_Stated task_. Below are the entries; output exactly the lines from the one containing "OCR this image." through the final line, inclusive.

_Input rows_.
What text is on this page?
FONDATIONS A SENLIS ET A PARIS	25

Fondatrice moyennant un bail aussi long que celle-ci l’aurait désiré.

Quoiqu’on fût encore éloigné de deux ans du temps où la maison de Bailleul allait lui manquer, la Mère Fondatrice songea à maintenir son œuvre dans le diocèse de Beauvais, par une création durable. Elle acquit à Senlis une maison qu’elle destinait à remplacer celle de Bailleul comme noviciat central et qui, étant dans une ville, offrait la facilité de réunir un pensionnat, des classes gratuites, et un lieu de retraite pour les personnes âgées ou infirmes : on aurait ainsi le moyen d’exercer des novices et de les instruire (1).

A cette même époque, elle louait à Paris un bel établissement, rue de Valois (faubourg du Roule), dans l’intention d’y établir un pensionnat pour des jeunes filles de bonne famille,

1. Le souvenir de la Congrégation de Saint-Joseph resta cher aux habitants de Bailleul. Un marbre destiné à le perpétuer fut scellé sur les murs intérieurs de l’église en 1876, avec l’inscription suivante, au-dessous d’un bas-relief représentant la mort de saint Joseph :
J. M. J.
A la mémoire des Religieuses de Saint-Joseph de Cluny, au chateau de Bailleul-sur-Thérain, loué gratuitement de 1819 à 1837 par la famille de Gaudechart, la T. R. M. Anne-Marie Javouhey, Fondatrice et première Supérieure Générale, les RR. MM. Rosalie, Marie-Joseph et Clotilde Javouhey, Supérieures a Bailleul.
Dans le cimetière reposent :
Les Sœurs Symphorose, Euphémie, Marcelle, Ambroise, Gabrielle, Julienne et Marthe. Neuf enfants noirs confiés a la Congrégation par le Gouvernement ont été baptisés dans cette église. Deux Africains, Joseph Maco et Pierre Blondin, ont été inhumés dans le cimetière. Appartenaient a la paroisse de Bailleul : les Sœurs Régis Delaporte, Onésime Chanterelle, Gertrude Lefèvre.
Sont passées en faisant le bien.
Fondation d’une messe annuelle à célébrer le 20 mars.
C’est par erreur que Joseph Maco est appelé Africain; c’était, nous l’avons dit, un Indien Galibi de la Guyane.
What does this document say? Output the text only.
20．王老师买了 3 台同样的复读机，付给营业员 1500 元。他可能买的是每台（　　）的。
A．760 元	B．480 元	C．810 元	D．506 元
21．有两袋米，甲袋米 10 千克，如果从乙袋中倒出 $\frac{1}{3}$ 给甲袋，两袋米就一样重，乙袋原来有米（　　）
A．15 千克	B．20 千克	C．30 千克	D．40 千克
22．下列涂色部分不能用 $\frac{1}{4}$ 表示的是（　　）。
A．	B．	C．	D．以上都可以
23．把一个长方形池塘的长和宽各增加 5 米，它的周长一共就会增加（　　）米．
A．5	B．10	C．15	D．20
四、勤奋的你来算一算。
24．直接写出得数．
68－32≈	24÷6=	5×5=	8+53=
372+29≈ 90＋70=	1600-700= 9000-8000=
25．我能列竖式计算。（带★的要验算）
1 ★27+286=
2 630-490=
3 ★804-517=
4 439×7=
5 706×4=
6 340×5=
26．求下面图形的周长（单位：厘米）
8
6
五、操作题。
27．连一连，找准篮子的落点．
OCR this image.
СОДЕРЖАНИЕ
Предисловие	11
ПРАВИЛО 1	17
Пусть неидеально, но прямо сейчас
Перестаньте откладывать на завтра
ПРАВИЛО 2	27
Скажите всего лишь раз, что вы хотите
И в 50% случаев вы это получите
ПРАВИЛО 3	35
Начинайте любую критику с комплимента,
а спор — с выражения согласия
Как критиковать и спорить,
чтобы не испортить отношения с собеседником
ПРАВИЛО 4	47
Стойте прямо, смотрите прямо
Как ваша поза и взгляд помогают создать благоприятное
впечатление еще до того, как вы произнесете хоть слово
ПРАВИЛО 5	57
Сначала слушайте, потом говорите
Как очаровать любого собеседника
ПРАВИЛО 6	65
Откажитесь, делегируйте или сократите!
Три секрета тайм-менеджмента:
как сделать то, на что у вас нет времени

_Output for this task_.
OCR this image.
СОДЕРЖАНИЕ
Предисловие	11
ПРАВИЛО 1	17
Пусть неидеально, но прямо сейчас
Перестаньте откладывать на завтра
ПРАВИЛО 2	27
Скажите всего лишь раз, что вы хотите
И в 50% случаев вы это получите
ПРАВИЛО 3	35
Начинайте любую критику с комплимента,
а спор — с выражения согласия
Как критиковать и спорить,
чтобы не испортить отношения с собеседником
ПРАВИЛО 4	47
Стойте прямо, смотрите прямо
Как ваша поза и взгляд помогают создать благоприятное
впечатление еще до того, как вы произнесете хоть слово
ПРАВИЛО 5	57
Сначала слушайте, потом говорите
Как очаровать любого собеседника
ПРАВИЛО 6	65
Откажитесь, делегируйте или сократите!
Три секрета тайм-менеджмента:
как сделать то, на что у вас нет времени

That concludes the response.